(Extracted data entries)
* start *
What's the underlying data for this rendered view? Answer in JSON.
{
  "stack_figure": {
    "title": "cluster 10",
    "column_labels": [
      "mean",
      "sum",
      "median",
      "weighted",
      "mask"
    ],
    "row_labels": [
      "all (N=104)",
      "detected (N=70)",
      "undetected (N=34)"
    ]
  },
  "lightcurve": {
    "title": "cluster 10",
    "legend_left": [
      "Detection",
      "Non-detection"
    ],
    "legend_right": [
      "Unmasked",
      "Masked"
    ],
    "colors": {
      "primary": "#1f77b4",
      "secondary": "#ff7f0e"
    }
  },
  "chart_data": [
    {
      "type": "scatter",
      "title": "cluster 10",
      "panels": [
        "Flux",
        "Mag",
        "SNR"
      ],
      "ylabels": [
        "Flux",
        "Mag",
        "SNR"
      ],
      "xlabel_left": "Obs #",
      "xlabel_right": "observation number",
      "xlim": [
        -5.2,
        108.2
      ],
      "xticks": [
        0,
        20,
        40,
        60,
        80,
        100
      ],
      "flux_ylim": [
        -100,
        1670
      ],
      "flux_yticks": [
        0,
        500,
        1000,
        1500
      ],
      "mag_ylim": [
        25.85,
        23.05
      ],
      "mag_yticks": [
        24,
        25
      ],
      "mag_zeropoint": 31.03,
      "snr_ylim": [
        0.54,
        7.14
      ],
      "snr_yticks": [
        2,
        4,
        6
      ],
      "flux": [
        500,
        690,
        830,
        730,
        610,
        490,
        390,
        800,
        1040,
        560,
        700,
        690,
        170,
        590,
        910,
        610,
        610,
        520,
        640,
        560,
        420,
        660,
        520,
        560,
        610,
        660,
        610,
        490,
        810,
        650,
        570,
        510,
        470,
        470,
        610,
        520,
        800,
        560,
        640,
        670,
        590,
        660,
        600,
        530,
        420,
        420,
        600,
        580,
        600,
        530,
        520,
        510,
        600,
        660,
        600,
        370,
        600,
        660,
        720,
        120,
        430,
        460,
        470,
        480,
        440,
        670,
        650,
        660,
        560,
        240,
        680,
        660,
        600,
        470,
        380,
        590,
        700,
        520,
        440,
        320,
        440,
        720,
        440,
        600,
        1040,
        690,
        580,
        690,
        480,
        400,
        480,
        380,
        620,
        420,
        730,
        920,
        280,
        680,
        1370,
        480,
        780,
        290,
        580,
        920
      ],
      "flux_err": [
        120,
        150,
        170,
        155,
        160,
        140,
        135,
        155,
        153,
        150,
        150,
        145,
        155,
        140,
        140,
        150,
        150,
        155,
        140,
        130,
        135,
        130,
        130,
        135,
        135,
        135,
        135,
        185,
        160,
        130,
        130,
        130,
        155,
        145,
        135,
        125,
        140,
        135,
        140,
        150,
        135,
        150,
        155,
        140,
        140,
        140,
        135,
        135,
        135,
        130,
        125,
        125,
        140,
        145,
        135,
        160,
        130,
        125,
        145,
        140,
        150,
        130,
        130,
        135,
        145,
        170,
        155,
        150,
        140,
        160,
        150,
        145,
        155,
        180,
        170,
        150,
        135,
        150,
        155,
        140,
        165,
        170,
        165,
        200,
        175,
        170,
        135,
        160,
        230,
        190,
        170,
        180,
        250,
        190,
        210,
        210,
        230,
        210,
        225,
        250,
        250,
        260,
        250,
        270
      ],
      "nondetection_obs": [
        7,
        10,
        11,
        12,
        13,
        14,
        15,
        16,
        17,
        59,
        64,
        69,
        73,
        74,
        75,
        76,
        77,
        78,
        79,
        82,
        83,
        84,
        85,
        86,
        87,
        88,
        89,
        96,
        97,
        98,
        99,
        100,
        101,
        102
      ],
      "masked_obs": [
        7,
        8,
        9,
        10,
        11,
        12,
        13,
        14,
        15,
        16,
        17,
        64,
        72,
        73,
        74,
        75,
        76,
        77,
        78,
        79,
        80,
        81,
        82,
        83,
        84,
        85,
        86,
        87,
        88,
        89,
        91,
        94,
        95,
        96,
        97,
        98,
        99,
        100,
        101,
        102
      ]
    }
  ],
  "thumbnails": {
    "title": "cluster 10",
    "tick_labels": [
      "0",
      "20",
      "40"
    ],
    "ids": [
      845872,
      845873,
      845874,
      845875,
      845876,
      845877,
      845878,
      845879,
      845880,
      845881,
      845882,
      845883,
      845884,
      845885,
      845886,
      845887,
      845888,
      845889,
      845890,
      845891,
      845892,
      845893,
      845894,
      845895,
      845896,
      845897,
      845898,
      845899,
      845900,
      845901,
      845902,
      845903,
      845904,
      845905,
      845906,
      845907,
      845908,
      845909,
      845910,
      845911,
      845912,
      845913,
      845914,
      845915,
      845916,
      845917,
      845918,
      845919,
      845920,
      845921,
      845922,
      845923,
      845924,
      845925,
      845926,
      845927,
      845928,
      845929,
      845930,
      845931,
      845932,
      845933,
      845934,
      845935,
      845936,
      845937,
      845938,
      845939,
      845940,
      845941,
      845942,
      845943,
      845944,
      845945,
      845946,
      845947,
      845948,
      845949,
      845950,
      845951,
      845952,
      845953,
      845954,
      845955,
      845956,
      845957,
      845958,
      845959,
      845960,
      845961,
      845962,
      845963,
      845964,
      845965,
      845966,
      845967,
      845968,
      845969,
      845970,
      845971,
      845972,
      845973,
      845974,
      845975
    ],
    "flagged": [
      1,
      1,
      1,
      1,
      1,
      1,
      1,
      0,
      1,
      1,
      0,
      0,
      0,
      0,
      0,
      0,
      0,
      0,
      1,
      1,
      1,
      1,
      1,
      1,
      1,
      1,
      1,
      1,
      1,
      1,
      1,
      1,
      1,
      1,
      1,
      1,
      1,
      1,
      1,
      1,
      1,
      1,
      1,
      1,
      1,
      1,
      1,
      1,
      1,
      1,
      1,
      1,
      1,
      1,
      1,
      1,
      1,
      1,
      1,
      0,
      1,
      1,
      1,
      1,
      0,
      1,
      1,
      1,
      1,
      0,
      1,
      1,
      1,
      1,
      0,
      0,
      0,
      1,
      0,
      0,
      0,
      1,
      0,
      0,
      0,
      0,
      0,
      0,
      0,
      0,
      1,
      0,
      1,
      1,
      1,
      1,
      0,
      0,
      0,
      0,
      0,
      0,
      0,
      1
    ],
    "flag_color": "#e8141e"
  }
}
* end *
Reproduce each record shown above without altering a single word.

What's the underlying data for this rendered view? Answer in JSON.
{
  "stack_figure": {
    "title": "cluster 10",
    "column_labels": [
      "mean",
      "sum",
      "median",
      "weighted",
      "mask"
    ],
    "row_labels": [
      "all (N=104)",
      "detected (N=70)",
      "undetected (N=34)"
    ]
  },
  "lightcurve": {
    "title": "cluster 10",
    "legend_left": [
      "Detection",
      "Non-detection"
    ],
    "legend_right": [
      "Unmasked",
      "Masked"
    ],
    "colors": {
      "primary": "#1f77b4",
      "secondary": "#ff7f0e"
    }
  },
  "chart_data": [
    {
      "type": "scatter",
      "title": "cluster 10",
      "panels": [
        "Flux",
        "Mag",
        "SNR"
      ],
      "ylabels": [
        "Flux",
        "Mag",
        "SNR"
      ],
      "xlabel_left": "Obs #",
      "xlabel_right": "observation number",
      "xlim": [
        -5.2,
        108.2
      ],
      "xticks": [
        0,
        20,
        40,
        60,
        80,
        100
      ],
      "flux_ylim": [
        -100,
        1670
      ],
      "flux_yticks": [
        0,
        500,
        1000,
        1500
      ],
      "mag_ylim": [
        25.85,
        23.05
      ],
      "mag_yticks": [
        24,
        25
      ],
      "mag_zeropoint": 31.03,
      "snr_ylim": [
        0.54,
        7.14
      ],
      "snr_yticks": [
        2,
        4,
        6
      ],
      "flux": [
        500,
        690,
        830,
        730,
        610,
        490,
        390,
        800,
        1040,
        560,
        700,
        690,
        170,
        590,
        910,
        610,
        610,
        520,
        640,
        560,
        420,
        660,
        520,
        560,
        610,
        660,
        610,
        490,
        810,
        650,
        570,
        510,
        470,
        470,
        610,
        520,
        800,
        560,
        640,
        670,
        590,
        660,
        600,
        530,
        420,
        420,
        600,
        580,
        600,
        530,
        520,
        510,
        600,
        660,
        600,
        370,
        600,
        660,
        720,
        120,
        430,
        460,
        470,
        480,
        440,
        670,
        650,
        660,
        560,
        240,
        680,
        660,
        600,
        470,
        380,
        590,
        700,
        520,
        440,
        320,
        440,
        720,
        440,
        600,
        1040,
        690,
        580,
        690,
        480,
        400,
        480,
        380,
        620,
        420,
        730,
        920,
        280,
        680,
        1370,
        480,
        780,
        290,
        580,
        920
      ],
      "flux_err": [
        120,
        150,
        170,
        155,
        160,
        140,
        135,
        155,
        153,
        150,
        150,
        145,
        155,
        140,
        140,
        150,
        150,
        155,
        140,
        130,
        135,
        130,
        130,
        135,
        135,
        135,
        135,
        185,
        160,
        130,
        130,
        130,
        155,
        145,
        135,
        125,
        140,
        135,
        140,
        150,
        135,
        150,
        155,
        140,
        140,
        140,
        135,
        135,
        135,
        130,
        125,
        125,
        140,
        145,
        135,
        160,
        130,
        125,
        145,
        140,
        150,
        130,
        130,
        135,
        145,
        170,
        155,
        150,
        140,
        160,
        150,
        145,
        155,
        180,
        170,
        150,
        135,
        150,
        155,
        140,
        165,
        170,
        165,
        200,
        175,
        170,
        135,
        160,
        230,
        190,
        170,
        180,
        250,
        190,
        210,
        210,
        230,
        210,
        225,
        250,
        250,
        260,
        250,
        270
      ],
      "nondetection_obs": [
        7,
        10,
        11,
        12,
        13,
        14,
        15,
        16,
        17,
        59,
        64,
        69,
        73,
        74,
        75,
        76,
        77,
        78,
        79,
        82,
        83,
        84,
        85,
        86,
        87,
        88,
        89,
        96,
        97,
        98,
        99,
        100,
        101,
        102
      ],
      "masked_obs": [
        7,
        8,
        9,
        10,
        11,
        12,
        13,
        14,
        15,
        16,
        17,
        64,
        72,
        73,
        74,
        75,
        76,
        77,
        78,
        79,
        80,
        81,
        82,
        83,
        84,
        85,
        86,
        87,
        88,
        89,
        91,
        94,
        95,
        96,
        97,
        98,
        99,
        100,
        101,
        102
      ]
    }
  ],
  "thumbnails": {
    "title": "cluster 10",
    "tick_labels": [
      "0",
      "20",
      "40"
    ],
    "ids": [
      845872,
      845873,
      845874,
      845875,
      845876,
      845877,
      845878,
      845879,
      845880,
      845881,
      845882,
      845883,
      845884,
      845885,
      845886,
      845887,
      845888,
      845889,
      845890,
      845891,
      845892,
      845893,
      845894,
      845895,
      845896,
      845897,
      845898,
      845899,
      845900,
      845901,
      845902,
      845903,
      845904,
      845905,
      845906,
      845907,
      845908,
      845909,
      845910,
      845911,
      845912,
      845913,
      845914,
      845915,
      845916,
      845917,
      845918,
      845919,
      845920,
      845921,
      845922,
      845923,
      845924,
      845925,
      845926,
      845927,
      845928,
      845929,
      845930,
      845931,
      845932,
      845933,
      845934,
      845935,
      845936,
      845937,
      845938,
      845939,
      845940,
      845941,
      845942,
      845943,
      845944,
      845945,
      845946,
      845947,
      845948,
      845949,
      845950,
      845951,
      845952,
      845953,
      845954,
      845955,
      845956,
      845957,
      845958,
      845959,
      845960,
      845961,
      845962,
      845963,
      845964,
      845965,
      845966,
      845967,
      845968,
      845969,
      845970,
      845971,
      845972,
      845973,
      845974,
      845975
    ],
    "flagged": [
      1,
      1,
      1,
      1,
      1,
      1,
      1,
      0,
      1,
      1,
      0,
      0,
      0,
      0,
      0,
      0,
      0,
      0,
      1,
      1,
      1,
      1,
      1,
      1,
      1,
      1,
      1,
      1,
      1,
      1,
      1,
      1,
      1,
      1,
      1,
      1,
      1,
      1,
      1,
      1,
      1,
      1,
      1,
      1,
      1,
      1,
      1,
      1,
      1,
      1,
      1,
      1,
      1,
      1,
      1,
      1,
      1,
      1,
      1,
      0,
      1,
      1,
      1,
      1,
      0,
      1,
      1,
      1,
      1,
      0,
      1,
      1,
      1,
      1,
      0,
      0,
      0,
      1,
      0,
      0,
      0,
      1,
      0,
      0,
      0,
      0,
      0,
      0,
      0,
      0,
      1,
      0,
      1,
      1,
      1,
      1,
      0,
      0,
      0,
      0,
      0,
      0,
      0,
      1
    ],
    "flag_color": "#e8141e"
  }
}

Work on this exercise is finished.